**ЧТО ТРЕБУЕТСЯ**
1. Когда проходили вторые сборы, согласно отрывку о военных сборах?
2. Верните дословно часть отрывка о военных сборах: начните с места, где стоят слова «В штате дивизионки», и остановитесь после слов «вклеивал в макет.».

-------- ВЫБРАННЫЙ ОТРЫВОК --------

Звёзды на погоны начали падать по окончании университета, когда мне присвоили звание лейтенанта. Остальное сделали офицерские сборы. После вторых сборов кинули третью звезду, после третьих — четвёртую.
Вторые сборы были самыми «весёлыми». Они проходили в условиях, как говорится в таких случаях, максимально приближённых к боевым. Дело было в марте 1983 года.
Призвали нас в «законсервированную» артиллерийскую дивизию, которой предстояло развернуться за счёт резервистов и провести учения с боевыми стрельбами. Артиллеристы должны были показать своё умение палить из орудий и «катюш», а нам, редакции дивизионной газеты, предстояло произвести в полевых условиях несколько своих дивизионных «Залпов». «Залпом» называлась наша газета.
Под газетной шапкой скромно ютился маленький, но грозный гриф: «Из части не выносить». Но предметом нашей профессиональной гордости была скромная приписка на второй полосе: «Газета выпущена в зимних полевых условиях».
Какое-то время мы помаялись в части, занимаясь трёхразовым приёмом пищи и дежурными политзанятиями. И вдруг в один из морозных дней (было под 20) нас вместе с нашими вещмешками затолкали в крытые брезентом грузовики и куда-то повезли. Оказалось, на Лужский полигон, на те самые учения.
В штате дивизионки нас было трое, и должности нам определили в соответствии со званиями: капитан Шевцов (в миру собкор «Экономической газеты») — редактор, старший лейтенант Финько (Толя был фельетонистом «Вечернего Ленинграда») — ответственный секретарь, а я, простой лейтенант, — корреспондент.
Толя сразу заявил, что макетировать он не умеет, и мы поменялись «креслами»: они с Лёшей готовили материалы, а я их набирал, вычитывал и «рисовал». Точнее, вклеивал в макет.
Ни линотипа, ни наборной кассы, ни всех прочих атрибутов нормальной (по тем временам) типографии высокой печати у нас не было. У нас была более передовая технология, с печатью офсетной. Но прежде, чем продолжить рассказ, должен вас предупредить: всё, что будет здесь изложено, — ужасная военная тайна, поэтому по прочтении сразу всё забудьте и удалите эту статью из компьютера. А если, не дай Бог, вы её распечатали, тут же порвите на мелкие клочки, тщательно пережуйте и проглотите!

-------- ИСХОДНЫЕ ДАННЫЕ --------

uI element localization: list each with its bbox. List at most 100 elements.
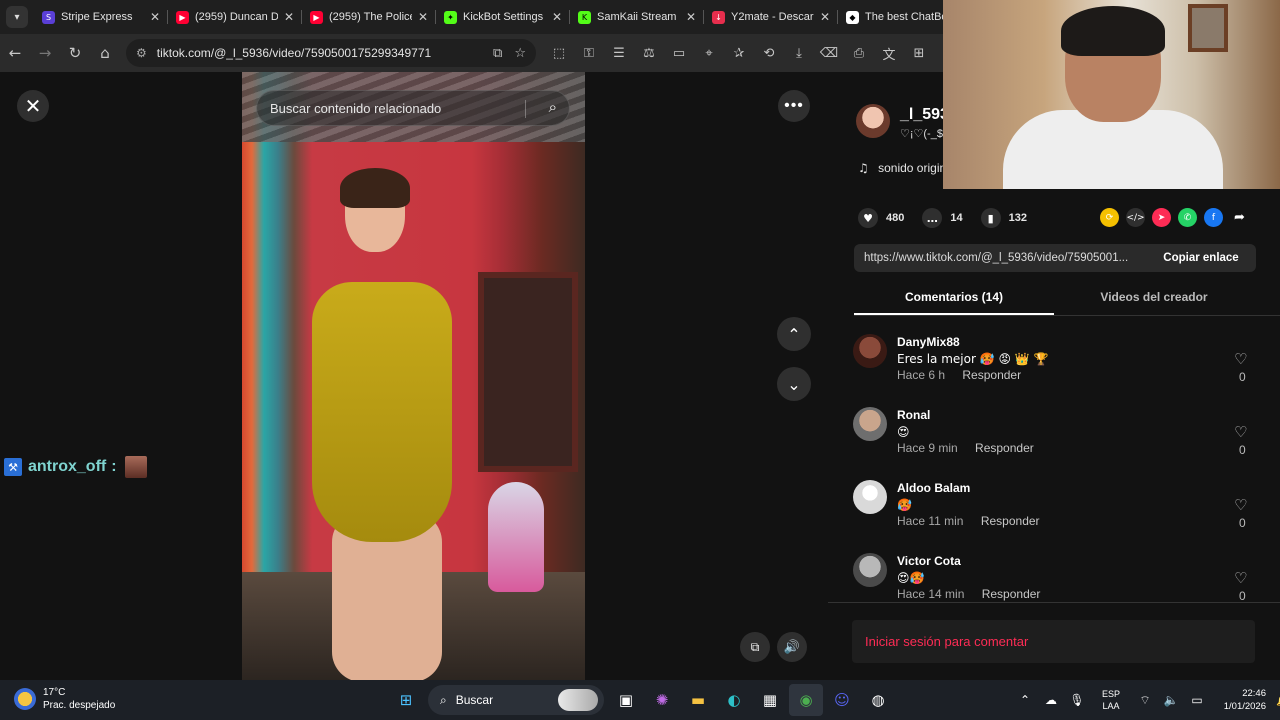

--------

**ОТВЕТЫ**
1. В марте 1983 года.

2.
В штате дивизионки нас было трое, и должности нам определили в соответствии со званиями: капитан Шевцов (в миру собкор «Экономической газеты») — редактор, старший лейтенант Финько (Толя был фельетонистом «Вечернего Ленинграда») — ответственный секретарь, а я, простой лейтенант, — корреспондент.
Толя сразу заявил, что макетировать он не умеет, и мы поменялись «креслами»: они с Лёшей готовили материалы, а я их набирал, вычитывал и «рисовал». Точнее, вклеивал в макет.